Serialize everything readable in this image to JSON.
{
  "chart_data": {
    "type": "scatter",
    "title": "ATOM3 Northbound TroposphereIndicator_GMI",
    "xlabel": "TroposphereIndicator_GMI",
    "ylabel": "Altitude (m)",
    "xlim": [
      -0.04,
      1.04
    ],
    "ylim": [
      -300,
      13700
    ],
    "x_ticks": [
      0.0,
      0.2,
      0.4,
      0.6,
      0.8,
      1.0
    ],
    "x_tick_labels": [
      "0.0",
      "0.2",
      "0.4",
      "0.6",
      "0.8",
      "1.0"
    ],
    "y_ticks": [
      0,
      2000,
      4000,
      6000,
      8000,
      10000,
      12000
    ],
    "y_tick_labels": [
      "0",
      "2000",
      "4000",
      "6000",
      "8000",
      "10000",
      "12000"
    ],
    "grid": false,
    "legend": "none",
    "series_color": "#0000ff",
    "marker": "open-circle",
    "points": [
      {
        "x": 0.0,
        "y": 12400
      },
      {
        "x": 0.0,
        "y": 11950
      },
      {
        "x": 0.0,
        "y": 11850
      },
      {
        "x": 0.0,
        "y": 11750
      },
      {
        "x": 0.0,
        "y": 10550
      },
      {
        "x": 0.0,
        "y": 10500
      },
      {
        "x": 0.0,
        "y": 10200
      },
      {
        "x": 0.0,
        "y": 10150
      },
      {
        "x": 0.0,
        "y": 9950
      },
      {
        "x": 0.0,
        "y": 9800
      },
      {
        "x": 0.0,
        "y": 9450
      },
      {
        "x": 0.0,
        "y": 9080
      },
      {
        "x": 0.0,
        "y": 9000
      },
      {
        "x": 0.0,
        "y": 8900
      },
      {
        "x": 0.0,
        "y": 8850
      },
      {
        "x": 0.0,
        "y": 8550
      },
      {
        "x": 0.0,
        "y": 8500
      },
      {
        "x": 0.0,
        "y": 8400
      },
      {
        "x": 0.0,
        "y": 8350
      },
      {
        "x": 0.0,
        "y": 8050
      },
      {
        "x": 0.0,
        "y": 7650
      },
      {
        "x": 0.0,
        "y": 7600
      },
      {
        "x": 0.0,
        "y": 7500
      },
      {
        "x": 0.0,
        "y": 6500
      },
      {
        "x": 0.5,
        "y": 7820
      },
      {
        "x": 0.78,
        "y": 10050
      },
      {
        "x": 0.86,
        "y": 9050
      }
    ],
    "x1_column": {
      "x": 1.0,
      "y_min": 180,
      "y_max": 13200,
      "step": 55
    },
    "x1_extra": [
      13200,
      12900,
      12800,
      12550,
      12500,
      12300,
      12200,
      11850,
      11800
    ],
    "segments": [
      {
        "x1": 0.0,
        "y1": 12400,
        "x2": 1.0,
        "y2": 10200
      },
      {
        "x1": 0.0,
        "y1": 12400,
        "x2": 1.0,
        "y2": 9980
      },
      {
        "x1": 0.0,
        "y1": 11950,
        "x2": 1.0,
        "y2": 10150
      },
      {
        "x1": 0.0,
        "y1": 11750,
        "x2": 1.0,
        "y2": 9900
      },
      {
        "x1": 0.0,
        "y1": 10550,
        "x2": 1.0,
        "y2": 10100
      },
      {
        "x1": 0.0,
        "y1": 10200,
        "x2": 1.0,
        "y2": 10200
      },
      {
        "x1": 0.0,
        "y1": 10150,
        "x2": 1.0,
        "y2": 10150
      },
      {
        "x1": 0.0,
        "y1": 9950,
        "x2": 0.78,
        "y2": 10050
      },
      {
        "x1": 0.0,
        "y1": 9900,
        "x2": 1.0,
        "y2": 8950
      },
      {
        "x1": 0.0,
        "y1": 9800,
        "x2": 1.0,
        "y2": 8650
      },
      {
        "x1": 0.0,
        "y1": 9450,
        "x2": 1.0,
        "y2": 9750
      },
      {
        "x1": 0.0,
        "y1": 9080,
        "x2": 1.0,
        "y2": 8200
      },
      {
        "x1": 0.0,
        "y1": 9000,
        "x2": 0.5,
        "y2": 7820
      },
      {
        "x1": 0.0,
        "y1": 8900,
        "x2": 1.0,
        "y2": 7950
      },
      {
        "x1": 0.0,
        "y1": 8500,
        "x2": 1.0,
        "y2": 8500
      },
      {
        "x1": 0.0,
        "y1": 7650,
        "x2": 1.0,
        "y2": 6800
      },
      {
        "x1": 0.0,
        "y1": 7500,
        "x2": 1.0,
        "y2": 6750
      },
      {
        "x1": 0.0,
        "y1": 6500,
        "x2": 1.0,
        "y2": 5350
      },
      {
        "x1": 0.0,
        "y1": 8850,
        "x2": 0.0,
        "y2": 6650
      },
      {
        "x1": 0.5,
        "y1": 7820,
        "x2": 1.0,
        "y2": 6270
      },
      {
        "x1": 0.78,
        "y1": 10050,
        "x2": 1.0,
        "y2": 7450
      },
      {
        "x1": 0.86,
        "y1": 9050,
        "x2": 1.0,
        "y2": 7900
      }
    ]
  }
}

> [Your instructions]
Quote each line above in full, word for word.

> [Response to this task]
Serialize everything readable in this image to JSON.
{
  "chart_data": {
    "type": "scatter",
    "title": "ATOM3 Northbound TroposphereIndicator_GMI",
    "xlabel": "TroposphereIndicator_GMI",
    "ylabel": "Altitude (m)",
    "xlim": [
      -0.04,
      1.04
    ],
    "ylim": [
      -300,
      13700
    ],
    "x_ticks": [
      0.0,
      0.2,
      0.4,
      0.6,
      0.8,
      1.0
    ],
    "x_tick_labels": [
      "0.0",
      "0.2",
      "0.4",
      "0.6",
      "0.8",
      "1.0"
    ],
    "y_ticks": [
      0,
      2000,
      4000,
      6000,
      8000,
      10000,
      12000
    ],
    "y_tick_labels": [
      "0",
      "2000",
      "4000",
      "6000",
      "8000",
      "10000",
      "12000"
    ],
    "grid": false,
    "legend": "none",
    "series_color": "#0000ff",
    "marker": "open-circle",
    "points": [
      {
        "x": 0.0,
        "y": 12400
      },
      {
        "x": 0.0,
        "y": 11950
      },
      {
        "x": 0.0,
        "y": 11850
      },
      {
        "x": 0.0,
        "y": 11750
      },
      {
        "x": 0.0,
        "y": 10550
      },
      {
        "x": 0.0,
        "y": 10500
      },
      {
        "x": 0.0,
        "y": 10200
      },
      {
        "x": 0.0,
        "y": 10150
      },
      {
        "x": 0.0,
        "y": 9950
      },
      {
        "x": 0.0,
        "y": 9800
      },
      {
        "x": 0.0,
        "y": 9450
      },
      {
        "x": 0.0,
        "y": 9080
      },
      {
        "x": 0.0,
        "y": 9000
      },
      {
        "x": 0.0,
        "y": 8900
      },
      {
        "x": 0.0,
        "y": 8850
      },
      {
        "x": 0.0,
        "y": 8550
      },
      {
        "x": 0.0,
        "y": 8500
      },
      {
        "x": 0.0,
        "y": 8400
      },
      {
        "x": 0.0,
        "y": 8350
      },
      {
        "x": 0.0,
        "y": 8050
      },
      {
        "x": 0.0,
        "y": 7650
      },
      {
        "x": 0.0,
        "y": 7600
      },
      {
        "x": 0.0,
        "y": 7500
      },
      {
        "x": 0.0,
        "y": 6500
      },
      {
        "x": 0.5,
        "y": 7820
      },
      {
        "x": 0.78,
        "y": 10050
      },
      {
        "x": 0.86,
        "y": 9050
      }
    ],
    "x1_column": {
      "x": 1.0,
      "y_min": 180,
      "y_max": 13200,
      "step": 55
    },
    "x1_extra": [
      13200,
      12900,
      12800,
      12550,
      12500,
      12300,
      12200,
      11850,
      11800
    ],
    "segments": [
      {
        "x1": 0.0,
        "y1": 12400,
        "x2": 1.0,
        "y2": 10200
      },
      {
        "x1": 0.0,
        "y1": 12400,
        "x2": 1.0,
        "y2": 9980
      },
      {
        "x1": 0.0,
        "y1": 11950,
        "x2": 1.0,
        "y2": 10150
      },
      {
        "x1": 0.0,
        "y1": 11750,
        "x2": 1.0,
        "y2": 9900
      },
      {
        "x1": 0.0,
        "y1": 10550,
        "x2": 1.0,
        "y2": 10100
      },
      {
        "x1": 0.0,
        "y1": 10200,
        "x2": 1.0,
        "y2": 10200
      },
      {
        "x1": 0.0,
        "y1": 10150,
        "x2": 1.0,
        "y2": 10150
      },
      {
        "x1": 0.0,
        "y1": 9950,
        "x2": 0.78,
        "y2": 10050
      },
      {
        "x1": 0.0,
        "y1": 9900,
        "x2": 1.0,
        "y2": 8950
      },
      {
        "x1": 0.0,
        "y1": 9800,
        "x2": 1.0,
        "y2": 8650
      },
      {
        "x1": 0.0,
        "y1": 9450,
        "x2": 1.0,
        "y2": 9750
      },
      {
        "x1": 0.0,
        "y1": 9080,
        "x2": 1.0,
        "y2": 8200
      },
      {
        "x1": 0.0,
        "y1": 9000,
        "x2": 0.5,
        "y2": 7820
      },
      {
        "x1": 0.0,
        "y1": 8900,
        "x2": 1.0,
        "y2": 7950
      },
      {
        "x1": 0.0,
        "y1": 8500,
        "x2": 1.0,
        "y2": 8500
      },
      {
        "x1": 0.0,
        "y1": 7650,
        "x2": 1.0,
        "y2": 6800
      },
      {
        "x1": 0.0,
        "y1": 7500,
        "x2": 1.0,
        "y2": 6750
      },
      {
        "x1": 0.0,
        "y1": 6500,
        "x2": 1.0,
        "y2": 5350
      },
      {
        "x1": 0.0,
        "y1": 8850,
        "x2": 0.0,
        "y2": 6650
      },
      {
        "x1": 0.5,
        "y1": 7820,
        "x2": 1.0,
        "y2": 6270
      },
      {
        "x1": 0.78,
        "y1": 10050,
        "x2": 1.0,
        "y2": 7450
      },
      {
        "x1": 0.86,
        "y1": 9050,
        "x2": 1.0,
        "y2": 7900
      }
    ]
  }
}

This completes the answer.